[STATED GOAL]: Repeat the material verbatim. Images are excluded from the copy.
━━━━━ DATA FOR THE TASK ━━━━━
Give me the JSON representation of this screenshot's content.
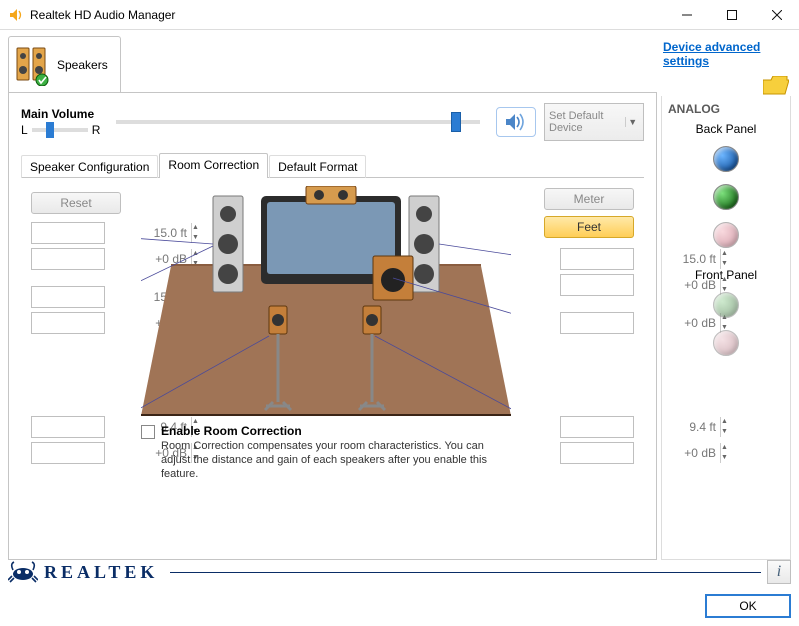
{
  "window": {
    "title": "Realtek HD Audio Manager"
  },
  "device_tab": {
    "label": "Speakers"
  },
  "main_volume": {
    "label": "Main Volume",
    "left": "L",
    "right": "R",
    "balance_pos_pct": 28,
    "volume_pos_pct": 92
  },
  "set_default": {
    "label": "Set Default Device"
  },
  "subtabs": {
    "config": "Speaker Configuration",
    "room": "Room Correction",
    "format": "Default Format"
  },
  "room": {
    "reset": "Reset",
    "meter": "Meter",
    "feet": "Feet",
    "left_top": {
      "dist": "15.0 ft",
      "gain": "+0 dB"
    },
    "left_mid": {
      "dist": "15.0 ft",
      "gain": "+0 dB"
    },
    "left_bot": {
      "dist": "9.4 ft",
      "gain": "+0 dB"
    },
    "right_top": {
      "dist": "15.0 ft",
      "gain": "+0 dB"
    },
    "right_mid": {
      "gain": "+0 dB"
    },
    "right_bot": {
      "dist": "9.4 ft",
      "gain": "+0 dB"
    },
    "enable_title": "Enable Room Correction",
    "enable_desc": "Room Correction compensates your room characteristics. You can adjust the distance and gain of each speakers after you enable this feature."
  },
  "right_panel": {
    "adv_link": "Device advanced settings",
    "analog": "ANALOG",
    "back": "Back Panel",
    "front": "Front Panel"
  },
  "footer": {
    "brand": "REALTEK",
    "ok": "OK"
  }
}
━━━━━
[FINISHED EXERCISE]:
Give me the JSON representation of this screenshot's content.
{
  "window": {
    "title": "Realtek HD Audio Manager"
  },
  "device_tab": {
    "label": "Speakers"
  },
  "main_volume": {
    "label": "Main Volume",
    "left": "L",
    "right": "R",
    "balance_pos_pct": 28,
    "volume_pos_pct": 92
  },
  "set_default": {
    "label": "Set Default Device"
  },
  "subtabs": {
    "config": "Speaker Configuration",
    "room": "Room Correction",
    "format": "Default Format"
  },
  "room": {
    "reset": "Reset",
    "meter": "Meter",
    "feet": "Feet",
    "left_top": {
      "dist": "15.0 ft",
      "gain": "+0 dB"
    },
    "left_mid": {
      "dist": "15.0 ft",
      "gain": "+0 dB"
    },
    "left_bot": {
      "dist": "9.4 ft",
      "gain": "+0 dB"
    },
    "right_top": {
      "dist": "15.0 ft",
      "gain": "+0 dB"
    },
    "right_mid": {
      "gain": "+0 dB"
    },
    "right_bot": {
      "dist": "9.4 ft",
      "gain": "+0 dB"
    },
    "enable_title": "Enable Room Correction",
    "enable_desc": "Room Correction compensates your room characteristics. You can adjust the distance and gain of each speakers after you enable this feature."
  },
  "right_panel": {
    "adv_link": "Device advanced settings",
    "analog": "ANALOG",
    "back": "Back Panel",
    "front": "Front Panel"
  },
  "footer": {
    "brand": "REALTEK",
    "ok": "OK"
  }
}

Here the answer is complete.